Stored data entries:
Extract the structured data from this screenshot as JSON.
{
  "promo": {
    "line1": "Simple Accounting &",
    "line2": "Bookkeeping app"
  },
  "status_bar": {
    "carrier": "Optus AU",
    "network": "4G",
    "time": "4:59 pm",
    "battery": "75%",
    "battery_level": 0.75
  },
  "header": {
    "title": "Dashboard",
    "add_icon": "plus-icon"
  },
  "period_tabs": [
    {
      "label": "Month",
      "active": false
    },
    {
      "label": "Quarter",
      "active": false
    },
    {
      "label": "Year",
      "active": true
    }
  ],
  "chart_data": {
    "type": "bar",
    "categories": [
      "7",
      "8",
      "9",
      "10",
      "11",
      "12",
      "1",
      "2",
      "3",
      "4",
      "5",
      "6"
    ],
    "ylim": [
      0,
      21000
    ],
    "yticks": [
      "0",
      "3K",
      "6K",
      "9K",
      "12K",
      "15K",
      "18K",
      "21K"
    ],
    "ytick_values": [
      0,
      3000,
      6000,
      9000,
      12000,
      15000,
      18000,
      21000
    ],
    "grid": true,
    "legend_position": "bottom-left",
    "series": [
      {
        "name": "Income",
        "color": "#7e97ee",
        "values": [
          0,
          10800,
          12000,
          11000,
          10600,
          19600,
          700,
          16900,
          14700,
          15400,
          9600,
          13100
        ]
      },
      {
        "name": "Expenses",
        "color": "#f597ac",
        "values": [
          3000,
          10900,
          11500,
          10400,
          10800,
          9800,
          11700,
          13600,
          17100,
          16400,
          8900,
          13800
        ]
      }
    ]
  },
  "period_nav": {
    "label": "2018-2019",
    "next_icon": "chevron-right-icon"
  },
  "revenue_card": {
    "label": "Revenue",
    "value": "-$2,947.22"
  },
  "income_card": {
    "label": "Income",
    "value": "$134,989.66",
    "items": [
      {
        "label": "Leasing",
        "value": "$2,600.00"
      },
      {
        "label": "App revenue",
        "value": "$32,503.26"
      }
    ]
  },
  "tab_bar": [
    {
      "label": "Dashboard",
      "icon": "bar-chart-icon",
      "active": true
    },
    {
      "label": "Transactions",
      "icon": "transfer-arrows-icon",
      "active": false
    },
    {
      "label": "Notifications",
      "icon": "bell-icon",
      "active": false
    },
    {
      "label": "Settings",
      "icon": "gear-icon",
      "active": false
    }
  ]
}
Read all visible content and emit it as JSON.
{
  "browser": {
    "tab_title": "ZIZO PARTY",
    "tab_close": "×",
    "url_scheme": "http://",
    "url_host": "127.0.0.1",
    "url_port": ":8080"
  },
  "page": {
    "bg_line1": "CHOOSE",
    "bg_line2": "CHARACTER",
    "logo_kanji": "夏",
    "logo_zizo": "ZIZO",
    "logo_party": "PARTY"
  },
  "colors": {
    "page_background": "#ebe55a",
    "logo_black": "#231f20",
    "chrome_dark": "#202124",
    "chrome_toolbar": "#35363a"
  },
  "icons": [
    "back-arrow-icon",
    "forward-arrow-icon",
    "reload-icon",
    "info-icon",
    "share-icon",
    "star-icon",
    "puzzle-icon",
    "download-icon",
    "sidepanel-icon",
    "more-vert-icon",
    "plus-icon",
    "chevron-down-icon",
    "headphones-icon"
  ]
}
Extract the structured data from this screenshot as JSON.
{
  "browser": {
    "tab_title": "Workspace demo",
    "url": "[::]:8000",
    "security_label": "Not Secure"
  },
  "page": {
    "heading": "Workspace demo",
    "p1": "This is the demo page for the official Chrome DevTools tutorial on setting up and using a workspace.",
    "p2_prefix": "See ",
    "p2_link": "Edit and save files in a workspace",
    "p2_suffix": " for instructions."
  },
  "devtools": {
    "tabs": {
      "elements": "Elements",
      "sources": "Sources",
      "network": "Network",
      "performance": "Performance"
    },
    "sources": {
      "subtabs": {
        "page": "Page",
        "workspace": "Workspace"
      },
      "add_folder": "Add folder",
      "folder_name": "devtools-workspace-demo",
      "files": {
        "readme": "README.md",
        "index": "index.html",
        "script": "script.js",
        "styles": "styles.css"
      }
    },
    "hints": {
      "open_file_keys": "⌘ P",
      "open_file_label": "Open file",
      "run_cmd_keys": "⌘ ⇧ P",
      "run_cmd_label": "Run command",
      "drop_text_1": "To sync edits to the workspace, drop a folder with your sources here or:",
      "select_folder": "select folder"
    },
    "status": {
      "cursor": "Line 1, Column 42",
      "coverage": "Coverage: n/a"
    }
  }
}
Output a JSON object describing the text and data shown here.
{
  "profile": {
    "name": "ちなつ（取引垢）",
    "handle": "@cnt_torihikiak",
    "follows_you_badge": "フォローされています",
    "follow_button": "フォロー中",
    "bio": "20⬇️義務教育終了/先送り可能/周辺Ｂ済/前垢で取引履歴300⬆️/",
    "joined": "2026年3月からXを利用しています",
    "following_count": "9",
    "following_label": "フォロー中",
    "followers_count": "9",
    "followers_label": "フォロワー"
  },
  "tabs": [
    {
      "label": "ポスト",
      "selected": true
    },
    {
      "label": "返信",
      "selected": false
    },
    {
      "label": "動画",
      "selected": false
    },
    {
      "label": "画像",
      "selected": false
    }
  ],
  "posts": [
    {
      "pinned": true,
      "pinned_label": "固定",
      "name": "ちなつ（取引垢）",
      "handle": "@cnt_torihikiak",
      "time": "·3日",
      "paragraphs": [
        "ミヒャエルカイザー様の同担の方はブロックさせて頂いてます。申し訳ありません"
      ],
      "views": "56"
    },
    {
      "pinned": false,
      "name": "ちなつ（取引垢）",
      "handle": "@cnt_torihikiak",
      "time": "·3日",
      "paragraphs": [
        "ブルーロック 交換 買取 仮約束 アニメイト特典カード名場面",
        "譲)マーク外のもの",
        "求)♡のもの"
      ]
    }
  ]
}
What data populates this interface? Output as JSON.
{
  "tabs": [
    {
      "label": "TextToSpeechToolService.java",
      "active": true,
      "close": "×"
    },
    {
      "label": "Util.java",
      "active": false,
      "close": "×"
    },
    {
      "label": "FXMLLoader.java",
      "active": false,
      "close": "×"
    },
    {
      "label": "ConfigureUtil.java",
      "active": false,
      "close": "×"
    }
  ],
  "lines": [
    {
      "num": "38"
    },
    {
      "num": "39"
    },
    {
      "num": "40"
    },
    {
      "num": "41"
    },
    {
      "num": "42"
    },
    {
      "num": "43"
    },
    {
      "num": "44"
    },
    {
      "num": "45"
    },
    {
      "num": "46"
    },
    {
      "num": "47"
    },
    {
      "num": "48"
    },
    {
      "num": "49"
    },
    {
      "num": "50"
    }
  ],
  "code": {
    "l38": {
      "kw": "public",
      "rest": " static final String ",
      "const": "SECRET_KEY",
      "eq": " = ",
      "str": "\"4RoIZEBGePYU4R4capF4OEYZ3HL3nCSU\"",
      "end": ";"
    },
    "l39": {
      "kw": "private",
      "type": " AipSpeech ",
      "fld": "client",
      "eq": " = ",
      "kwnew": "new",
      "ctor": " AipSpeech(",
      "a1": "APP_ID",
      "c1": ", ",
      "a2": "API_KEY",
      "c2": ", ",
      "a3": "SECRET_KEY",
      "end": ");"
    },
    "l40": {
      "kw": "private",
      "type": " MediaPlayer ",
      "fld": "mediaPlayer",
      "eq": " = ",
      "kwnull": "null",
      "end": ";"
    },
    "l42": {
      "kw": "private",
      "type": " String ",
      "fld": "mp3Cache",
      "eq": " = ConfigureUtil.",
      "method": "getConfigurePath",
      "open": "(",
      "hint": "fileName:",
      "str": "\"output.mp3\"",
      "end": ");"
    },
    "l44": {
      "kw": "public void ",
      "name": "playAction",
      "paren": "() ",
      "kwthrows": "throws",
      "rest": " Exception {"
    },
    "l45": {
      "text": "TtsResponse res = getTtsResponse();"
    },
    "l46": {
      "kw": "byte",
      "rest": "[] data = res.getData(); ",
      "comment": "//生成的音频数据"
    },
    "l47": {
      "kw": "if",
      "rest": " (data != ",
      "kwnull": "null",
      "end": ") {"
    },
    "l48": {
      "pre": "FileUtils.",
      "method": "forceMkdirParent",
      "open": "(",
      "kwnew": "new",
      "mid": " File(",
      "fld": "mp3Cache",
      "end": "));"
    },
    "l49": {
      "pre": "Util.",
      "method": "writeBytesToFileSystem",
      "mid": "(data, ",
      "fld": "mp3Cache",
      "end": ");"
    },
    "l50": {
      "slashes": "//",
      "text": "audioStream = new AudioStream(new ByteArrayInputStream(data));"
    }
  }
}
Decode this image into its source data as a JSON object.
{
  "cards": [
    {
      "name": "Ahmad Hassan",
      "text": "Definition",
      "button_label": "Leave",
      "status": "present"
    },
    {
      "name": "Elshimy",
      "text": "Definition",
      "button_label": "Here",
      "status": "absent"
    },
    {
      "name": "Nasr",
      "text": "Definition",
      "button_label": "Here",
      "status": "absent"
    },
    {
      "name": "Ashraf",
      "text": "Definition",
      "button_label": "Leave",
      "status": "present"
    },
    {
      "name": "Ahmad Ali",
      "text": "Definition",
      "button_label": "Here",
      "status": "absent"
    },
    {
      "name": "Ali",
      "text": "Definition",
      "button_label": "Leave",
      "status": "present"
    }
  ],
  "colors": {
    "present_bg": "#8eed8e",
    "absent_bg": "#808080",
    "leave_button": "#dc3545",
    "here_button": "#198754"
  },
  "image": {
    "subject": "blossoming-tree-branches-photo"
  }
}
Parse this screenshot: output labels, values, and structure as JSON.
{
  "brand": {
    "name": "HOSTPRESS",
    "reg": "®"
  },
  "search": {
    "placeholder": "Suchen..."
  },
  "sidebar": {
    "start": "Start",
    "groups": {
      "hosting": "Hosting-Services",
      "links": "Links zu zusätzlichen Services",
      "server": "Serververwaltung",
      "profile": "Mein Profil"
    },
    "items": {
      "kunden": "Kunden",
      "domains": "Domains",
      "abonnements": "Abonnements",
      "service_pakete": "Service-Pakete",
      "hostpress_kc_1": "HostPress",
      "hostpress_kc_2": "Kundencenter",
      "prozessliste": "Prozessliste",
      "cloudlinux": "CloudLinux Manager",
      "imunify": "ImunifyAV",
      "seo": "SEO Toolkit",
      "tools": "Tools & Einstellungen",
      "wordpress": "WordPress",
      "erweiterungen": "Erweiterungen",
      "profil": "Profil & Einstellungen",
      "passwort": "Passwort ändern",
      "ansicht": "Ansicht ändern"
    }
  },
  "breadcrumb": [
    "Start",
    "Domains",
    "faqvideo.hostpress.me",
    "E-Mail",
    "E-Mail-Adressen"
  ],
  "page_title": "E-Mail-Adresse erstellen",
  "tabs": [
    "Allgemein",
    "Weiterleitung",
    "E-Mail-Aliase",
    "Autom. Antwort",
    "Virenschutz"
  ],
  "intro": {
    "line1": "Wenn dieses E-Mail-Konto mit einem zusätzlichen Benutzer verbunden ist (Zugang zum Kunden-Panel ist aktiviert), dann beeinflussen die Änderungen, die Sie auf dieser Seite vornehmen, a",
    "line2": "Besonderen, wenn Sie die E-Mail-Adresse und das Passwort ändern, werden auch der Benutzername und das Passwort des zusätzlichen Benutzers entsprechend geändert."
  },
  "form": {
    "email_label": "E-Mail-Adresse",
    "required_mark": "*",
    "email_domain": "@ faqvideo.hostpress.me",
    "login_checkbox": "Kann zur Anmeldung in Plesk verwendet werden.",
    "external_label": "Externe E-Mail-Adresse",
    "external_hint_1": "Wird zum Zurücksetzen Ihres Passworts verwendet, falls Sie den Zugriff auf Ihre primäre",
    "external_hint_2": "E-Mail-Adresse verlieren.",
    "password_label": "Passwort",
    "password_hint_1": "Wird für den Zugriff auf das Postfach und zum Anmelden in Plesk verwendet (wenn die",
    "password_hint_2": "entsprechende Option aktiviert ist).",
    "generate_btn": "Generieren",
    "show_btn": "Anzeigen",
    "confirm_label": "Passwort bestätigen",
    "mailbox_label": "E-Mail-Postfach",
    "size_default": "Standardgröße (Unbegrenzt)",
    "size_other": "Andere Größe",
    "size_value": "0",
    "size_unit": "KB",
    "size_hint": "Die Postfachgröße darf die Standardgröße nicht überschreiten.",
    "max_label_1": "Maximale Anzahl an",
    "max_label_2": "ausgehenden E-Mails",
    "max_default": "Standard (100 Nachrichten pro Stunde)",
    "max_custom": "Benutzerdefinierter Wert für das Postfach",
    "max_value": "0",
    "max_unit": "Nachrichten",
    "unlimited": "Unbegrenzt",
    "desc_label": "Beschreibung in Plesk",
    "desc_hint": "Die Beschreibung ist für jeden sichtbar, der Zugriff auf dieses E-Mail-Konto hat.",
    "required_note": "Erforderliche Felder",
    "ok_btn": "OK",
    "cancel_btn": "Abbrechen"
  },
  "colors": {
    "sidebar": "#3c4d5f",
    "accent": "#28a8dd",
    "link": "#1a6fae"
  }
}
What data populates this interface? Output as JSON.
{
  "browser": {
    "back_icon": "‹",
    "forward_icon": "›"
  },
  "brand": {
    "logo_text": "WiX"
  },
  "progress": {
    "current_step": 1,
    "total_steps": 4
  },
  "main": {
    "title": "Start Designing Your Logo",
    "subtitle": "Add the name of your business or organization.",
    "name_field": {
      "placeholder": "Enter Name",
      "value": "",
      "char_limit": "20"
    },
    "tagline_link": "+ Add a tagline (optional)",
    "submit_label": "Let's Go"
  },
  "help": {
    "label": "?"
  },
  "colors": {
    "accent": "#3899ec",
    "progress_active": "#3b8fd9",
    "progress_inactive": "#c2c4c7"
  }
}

DIRECTIONS:
Report how many lines of the entries hold the string "werden". Provide the number alone.

RESULT OF THIS EXERCISE:
2